Task item:
Exactly as written, print out each entry in the data, with no pictures.

___ Data supplied ___

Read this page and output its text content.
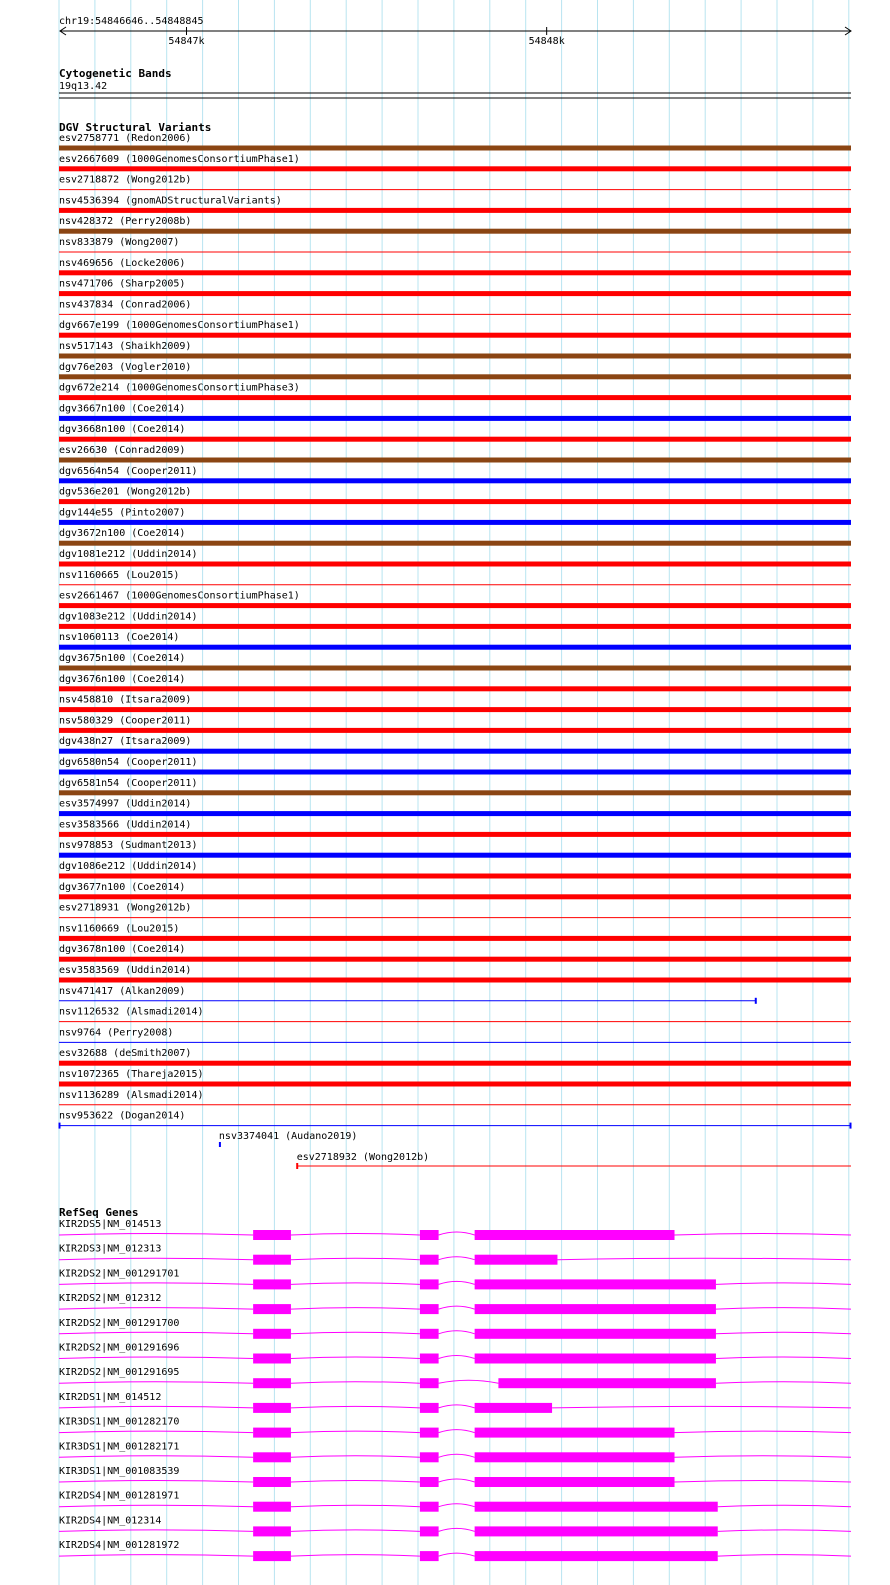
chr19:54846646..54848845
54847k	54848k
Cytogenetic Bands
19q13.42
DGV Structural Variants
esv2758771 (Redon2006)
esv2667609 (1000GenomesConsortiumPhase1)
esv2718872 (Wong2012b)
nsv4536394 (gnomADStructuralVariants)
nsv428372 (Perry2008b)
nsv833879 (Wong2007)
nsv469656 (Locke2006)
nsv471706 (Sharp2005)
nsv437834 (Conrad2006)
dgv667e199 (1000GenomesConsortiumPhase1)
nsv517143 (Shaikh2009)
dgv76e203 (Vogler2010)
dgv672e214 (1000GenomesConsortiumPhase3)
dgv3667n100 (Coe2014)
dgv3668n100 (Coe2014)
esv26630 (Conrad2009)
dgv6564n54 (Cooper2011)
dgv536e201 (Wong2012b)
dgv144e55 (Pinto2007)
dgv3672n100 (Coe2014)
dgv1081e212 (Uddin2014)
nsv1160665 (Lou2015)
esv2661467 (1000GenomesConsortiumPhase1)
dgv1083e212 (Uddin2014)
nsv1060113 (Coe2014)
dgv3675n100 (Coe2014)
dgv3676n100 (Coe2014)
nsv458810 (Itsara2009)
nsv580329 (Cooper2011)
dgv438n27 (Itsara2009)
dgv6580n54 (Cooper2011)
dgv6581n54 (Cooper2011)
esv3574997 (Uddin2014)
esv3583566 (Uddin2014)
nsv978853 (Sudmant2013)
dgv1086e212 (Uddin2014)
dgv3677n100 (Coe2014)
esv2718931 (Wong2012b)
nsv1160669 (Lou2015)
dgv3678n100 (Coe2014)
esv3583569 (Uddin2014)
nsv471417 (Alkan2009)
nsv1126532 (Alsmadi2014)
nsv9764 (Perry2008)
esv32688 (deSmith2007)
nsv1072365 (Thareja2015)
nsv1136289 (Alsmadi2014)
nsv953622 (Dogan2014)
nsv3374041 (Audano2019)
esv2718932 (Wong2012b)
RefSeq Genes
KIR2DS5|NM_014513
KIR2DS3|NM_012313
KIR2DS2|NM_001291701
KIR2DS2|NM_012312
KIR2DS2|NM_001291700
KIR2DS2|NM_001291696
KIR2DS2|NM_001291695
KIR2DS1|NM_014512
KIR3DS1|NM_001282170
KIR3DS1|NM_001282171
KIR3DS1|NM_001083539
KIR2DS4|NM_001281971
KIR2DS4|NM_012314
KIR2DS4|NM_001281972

___

Solution:
Read this page and output its text content.
chr19:54846646..54848845
54847k	54848k
Cytogenetic Bands
19q13.42
DGV Structural Variants
esv2758771 (Redon2006)
esv2667609 (1000GenomesConsortiumPhase1)
esv2718872 (Wong2012b)
nsv4536394 (gnomADStructuralVariants)
nsv428372 (Perry2008b)
nsv833879 (Wong2007)
nsv469656 (Locke2006)
nsv471706 (Sharp2005)
nsv437834 (Conrad2006)
dgv667e199 (1000GenomesConsortiumPhase1)
nsv517143 (Shaikh2009)
dgv76e203 (Vogler2010)
dgv672e214 (1000GenomesConsortiumPhase3)
dgv3667n100 (Coe2014)
dgv3668n100 (Coe2014)
esv26630 (Conrad2009)
dgv6564n54 (Cooper2011)
dgv536e201 (Wong2012b)
dgv144e55 (Pinto2007)
dgv3672n100 (Coe2014)
dgv1081e212 (Uddin2014)
nsv1160665 (Lou2015)
esv2661467 (1000GenomesConsortiumPhase1)
dgv1083e212 (Uddin2014)
nsv1060113 (Coe2014)
dgv3675n100 (Coe2014)
dgv3676n100 (Coe2014)
nsv458810 (Itsara2009)
nsv580329 (Cooper2011)
dgv438n27 (Itsara2009)
dgv6580n54 (Cooper2011)
dgv6581n54 (Cooper2011)
esv3574997 (Uddin2014)
esv3583566 (Uddin2014)
nsv978853 (Sudmant2013)
dgv1086e212 (Uddin2014)
dgv3677n100 (Coe2014)
esv2718931 (Wong2012b)
nsv1160669 (Lou2015)
dgv3678n100 (Coe2014)
esv3583569 (Uddin2014)
nsv471417 (Alkan2009)
nsv1126532 (Alsmadi2014)
nsv9764 (Perry2008)
esv32688 (deSmith2007)
nsv1072365 (Thareja2015)
nsv1136289 (Alsmadi2014)
nsv953622 (Dogan2014)
nsv3374041 (Audano2019)
esv2718932 (Wong2012b)
RefSeq Genes
KIR2DS5|NM_014513
KIR2DS3|NM_012313
KIR2DS2|NM_001291701
KIR2DS2|NM_012312
KIR2DS2|NM_001291700
KIR2DS2|NM_001291696
KIR2DS2|NM_001291695
KIR2DS1|NM_014512
KIR3DS1|NM_001282170
KIR3DS1|NM_001282171
KIR3DS1|NM_001083539
KIR2DS4|NM_001281971
KIR2DS4|NM_012314
KIR2DS4|NM_001281972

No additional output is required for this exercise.